Information provided ▸
━━━━━━━━━━━━━━━━━━━━

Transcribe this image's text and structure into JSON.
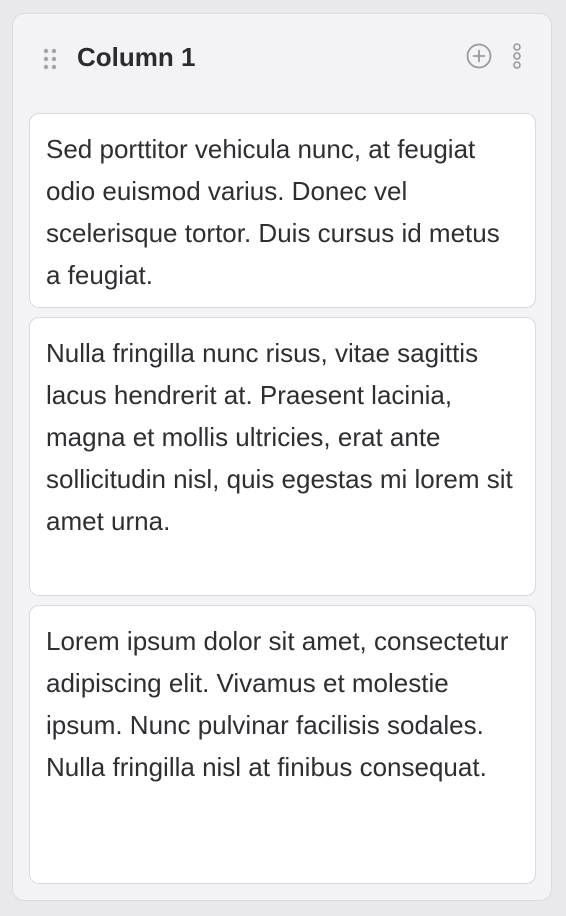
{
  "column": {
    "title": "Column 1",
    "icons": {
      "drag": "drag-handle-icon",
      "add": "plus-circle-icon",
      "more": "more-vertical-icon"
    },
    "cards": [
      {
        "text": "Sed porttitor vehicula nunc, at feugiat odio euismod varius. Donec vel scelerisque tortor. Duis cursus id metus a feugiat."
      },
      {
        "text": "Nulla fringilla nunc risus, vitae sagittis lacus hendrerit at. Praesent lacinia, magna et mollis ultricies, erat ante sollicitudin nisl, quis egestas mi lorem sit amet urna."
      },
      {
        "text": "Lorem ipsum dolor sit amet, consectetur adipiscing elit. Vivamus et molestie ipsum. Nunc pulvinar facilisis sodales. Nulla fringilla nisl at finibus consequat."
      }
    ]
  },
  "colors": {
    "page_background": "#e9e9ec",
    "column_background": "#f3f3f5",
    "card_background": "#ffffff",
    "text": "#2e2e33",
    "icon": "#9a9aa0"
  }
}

━━━━━━━━━━━━━━━━━━━━

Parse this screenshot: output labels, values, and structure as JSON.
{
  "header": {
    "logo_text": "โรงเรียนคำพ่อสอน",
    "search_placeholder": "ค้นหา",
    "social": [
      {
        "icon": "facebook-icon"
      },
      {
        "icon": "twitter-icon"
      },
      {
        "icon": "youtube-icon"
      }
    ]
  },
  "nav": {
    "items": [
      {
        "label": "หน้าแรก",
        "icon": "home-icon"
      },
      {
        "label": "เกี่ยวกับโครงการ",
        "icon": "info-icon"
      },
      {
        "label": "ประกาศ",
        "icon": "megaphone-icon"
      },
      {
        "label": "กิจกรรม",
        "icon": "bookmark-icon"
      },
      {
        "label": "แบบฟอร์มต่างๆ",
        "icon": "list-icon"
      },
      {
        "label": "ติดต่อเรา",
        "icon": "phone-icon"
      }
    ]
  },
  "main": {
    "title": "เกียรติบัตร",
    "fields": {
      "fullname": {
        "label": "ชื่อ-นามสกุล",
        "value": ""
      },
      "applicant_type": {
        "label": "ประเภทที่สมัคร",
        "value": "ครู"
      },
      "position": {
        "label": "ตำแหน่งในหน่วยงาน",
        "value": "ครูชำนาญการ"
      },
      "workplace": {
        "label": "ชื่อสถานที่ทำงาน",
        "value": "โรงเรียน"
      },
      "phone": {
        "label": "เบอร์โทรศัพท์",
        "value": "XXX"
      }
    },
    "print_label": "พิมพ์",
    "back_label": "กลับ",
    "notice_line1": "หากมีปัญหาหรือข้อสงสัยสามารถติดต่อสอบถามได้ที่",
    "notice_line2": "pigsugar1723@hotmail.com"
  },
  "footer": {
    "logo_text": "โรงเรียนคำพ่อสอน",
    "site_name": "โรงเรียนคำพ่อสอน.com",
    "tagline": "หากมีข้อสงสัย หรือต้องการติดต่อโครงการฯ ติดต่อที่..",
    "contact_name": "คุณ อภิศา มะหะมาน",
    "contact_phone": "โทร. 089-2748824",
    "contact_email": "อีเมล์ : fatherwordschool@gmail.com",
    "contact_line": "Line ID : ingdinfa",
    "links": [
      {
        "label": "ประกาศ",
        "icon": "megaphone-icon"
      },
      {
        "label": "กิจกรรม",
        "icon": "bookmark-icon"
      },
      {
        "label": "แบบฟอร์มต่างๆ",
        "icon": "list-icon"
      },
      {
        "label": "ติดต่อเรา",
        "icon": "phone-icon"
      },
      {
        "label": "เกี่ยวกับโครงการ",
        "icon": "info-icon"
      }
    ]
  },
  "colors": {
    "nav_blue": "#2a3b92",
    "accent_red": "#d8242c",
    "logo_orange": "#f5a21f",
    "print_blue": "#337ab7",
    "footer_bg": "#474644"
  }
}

━━━━━━━━━━━━━━━━━━━━

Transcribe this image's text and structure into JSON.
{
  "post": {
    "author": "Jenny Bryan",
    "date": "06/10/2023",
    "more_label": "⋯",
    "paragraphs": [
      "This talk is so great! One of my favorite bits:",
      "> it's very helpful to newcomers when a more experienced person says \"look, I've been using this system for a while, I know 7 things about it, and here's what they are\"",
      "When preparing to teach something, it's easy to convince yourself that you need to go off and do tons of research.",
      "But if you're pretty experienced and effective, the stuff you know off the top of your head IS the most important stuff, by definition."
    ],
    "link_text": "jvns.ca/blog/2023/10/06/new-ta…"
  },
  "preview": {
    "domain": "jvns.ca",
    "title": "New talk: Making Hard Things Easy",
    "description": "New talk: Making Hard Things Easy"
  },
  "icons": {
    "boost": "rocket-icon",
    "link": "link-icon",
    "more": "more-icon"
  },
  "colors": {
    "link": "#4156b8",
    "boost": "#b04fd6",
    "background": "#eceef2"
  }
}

━━━━━━━━━━━━━━━━━━━━

Aim ▸ Tally the lines of the preceding listing in which the word "อสงส" appears; state nothing but the total.

Response to the task ▸ 2